Start EXCERPTED RECORDS

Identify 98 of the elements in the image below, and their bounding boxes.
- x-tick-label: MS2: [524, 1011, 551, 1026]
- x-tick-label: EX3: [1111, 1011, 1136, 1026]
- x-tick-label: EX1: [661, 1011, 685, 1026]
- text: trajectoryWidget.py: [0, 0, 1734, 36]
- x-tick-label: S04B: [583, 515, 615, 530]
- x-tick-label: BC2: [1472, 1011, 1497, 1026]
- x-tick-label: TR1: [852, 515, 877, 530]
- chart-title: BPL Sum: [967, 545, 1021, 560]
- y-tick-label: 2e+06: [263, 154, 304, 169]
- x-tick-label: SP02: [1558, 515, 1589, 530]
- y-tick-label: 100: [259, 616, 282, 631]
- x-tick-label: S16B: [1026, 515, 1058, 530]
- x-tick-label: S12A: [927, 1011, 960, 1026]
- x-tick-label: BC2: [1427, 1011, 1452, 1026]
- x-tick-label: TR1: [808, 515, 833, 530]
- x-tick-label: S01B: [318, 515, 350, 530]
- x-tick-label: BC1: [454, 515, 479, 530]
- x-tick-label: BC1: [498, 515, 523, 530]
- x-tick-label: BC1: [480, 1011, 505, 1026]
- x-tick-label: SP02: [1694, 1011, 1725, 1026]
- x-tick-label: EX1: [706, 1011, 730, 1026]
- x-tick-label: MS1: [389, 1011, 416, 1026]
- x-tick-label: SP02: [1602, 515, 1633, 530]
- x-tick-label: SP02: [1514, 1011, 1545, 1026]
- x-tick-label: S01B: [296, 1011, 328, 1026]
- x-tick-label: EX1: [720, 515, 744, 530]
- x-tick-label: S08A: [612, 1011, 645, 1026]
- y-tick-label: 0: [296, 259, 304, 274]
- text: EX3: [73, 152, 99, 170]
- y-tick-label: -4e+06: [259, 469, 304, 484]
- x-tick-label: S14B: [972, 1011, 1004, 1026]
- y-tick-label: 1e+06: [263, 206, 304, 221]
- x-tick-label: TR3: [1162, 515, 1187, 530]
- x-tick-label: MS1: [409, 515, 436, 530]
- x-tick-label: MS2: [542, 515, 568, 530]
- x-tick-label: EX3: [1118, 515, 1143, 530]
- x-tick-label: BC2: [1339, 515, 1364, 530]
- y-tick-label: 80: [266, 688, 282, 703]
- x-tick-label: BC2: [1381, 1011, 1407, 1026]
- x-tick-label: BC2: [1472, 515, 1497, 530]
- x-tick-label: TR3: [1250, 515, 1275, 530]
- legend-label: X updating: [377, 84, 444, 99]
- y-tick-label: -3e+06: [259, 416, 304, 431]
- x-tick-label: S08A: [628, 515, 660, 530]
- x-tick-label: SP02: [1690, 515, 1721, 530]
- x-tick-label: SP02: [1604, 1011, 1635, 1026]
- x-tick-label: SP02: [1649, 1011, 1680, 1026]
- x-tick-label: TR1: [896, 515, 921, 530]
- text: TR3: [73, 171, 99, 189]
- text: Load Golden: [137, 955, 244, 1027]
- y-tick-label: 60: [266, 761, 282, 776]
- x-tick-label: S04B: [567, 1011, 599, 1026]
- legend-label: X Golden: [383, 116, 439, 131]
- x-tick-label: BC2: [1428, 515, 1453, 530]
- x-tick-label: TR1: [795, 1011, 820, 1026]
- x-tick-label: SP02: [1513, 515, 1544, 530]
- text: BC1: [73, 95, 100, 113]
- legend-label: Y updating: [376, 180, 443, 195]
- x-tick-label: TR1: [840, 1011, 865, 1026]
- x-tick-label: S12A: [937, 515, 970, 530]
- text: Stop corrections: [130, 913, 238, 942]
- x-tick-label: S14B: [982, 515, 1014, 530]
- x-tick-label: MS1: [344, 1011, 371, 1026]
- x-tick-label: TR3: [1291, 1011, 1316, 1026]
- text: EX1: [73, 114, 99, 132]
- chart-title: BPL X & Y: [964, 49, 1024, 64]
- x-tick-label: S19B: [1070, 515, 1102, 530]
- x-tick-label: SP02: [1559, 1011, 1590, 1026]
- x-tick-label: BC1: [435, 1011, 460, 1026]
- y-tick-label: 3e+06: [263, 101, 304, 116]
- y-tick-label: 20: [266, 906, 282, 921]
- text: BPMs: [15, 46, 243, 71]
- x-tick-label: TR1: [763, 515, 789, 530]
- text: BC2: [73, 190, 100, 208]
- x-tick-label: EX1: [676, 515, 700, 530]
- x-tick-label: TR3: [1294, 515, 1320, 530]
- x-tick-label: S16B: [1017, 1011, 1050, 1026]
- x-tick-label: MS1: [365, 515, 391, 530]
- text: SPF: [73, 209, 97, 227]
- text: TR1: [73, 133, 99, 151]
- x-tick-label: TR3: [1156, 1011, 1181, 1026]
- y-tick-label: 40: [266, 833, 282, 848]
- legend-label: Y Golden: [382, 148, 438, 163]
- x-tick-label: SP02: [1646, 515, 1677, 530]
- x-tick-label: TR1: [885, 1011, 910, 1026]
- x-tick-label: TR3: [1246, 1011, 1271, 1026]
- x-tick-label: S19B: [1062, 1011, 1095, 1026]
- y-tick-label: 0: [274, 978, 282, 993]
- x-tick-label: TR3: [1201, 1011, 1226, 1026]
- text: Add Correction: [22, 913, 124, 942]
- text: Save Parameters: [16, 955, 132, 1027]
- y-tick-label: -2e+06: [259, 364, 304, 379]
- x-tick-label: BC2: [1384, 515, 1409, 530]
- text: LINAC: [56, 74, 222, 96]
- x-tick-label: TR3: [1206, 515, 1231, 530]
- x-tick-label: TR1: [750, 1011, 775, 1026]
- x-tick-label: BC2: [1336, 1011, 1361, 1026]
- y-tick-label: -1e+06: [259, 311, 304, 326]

End EXCERPTED RECORDS

## OBJECTIVE
Reproduce the listing above word for word, starting at its first line and stopping after the line that contains "- chart-title: BPL Sum: [967, 545, 1021, 560]", including that line.

## SOLUTION TO THE EXERCISE
Identify 98 of the elements in the image below, and their bounding boxes.
- x-tick-label: MS2: [524, 1011, 551, 1026]
- x-tick-label: EX3: [1111, 1011, 1136, 1026]
- x-tick-label: EX1: [661, 1011, 685, 1026]
- text: trajectoryWidget.py: [0, 0, 1734, 36]
- x-tick-label: S04B: [583, 515, 615, 530]
- x-tick-label: BC2: [1472, 1011, 1497, 1026]
- x-tick-label: TR1: [852, 515, 877, 530]
- chart-title: BPL Sum: [967, 545, 1021, 560]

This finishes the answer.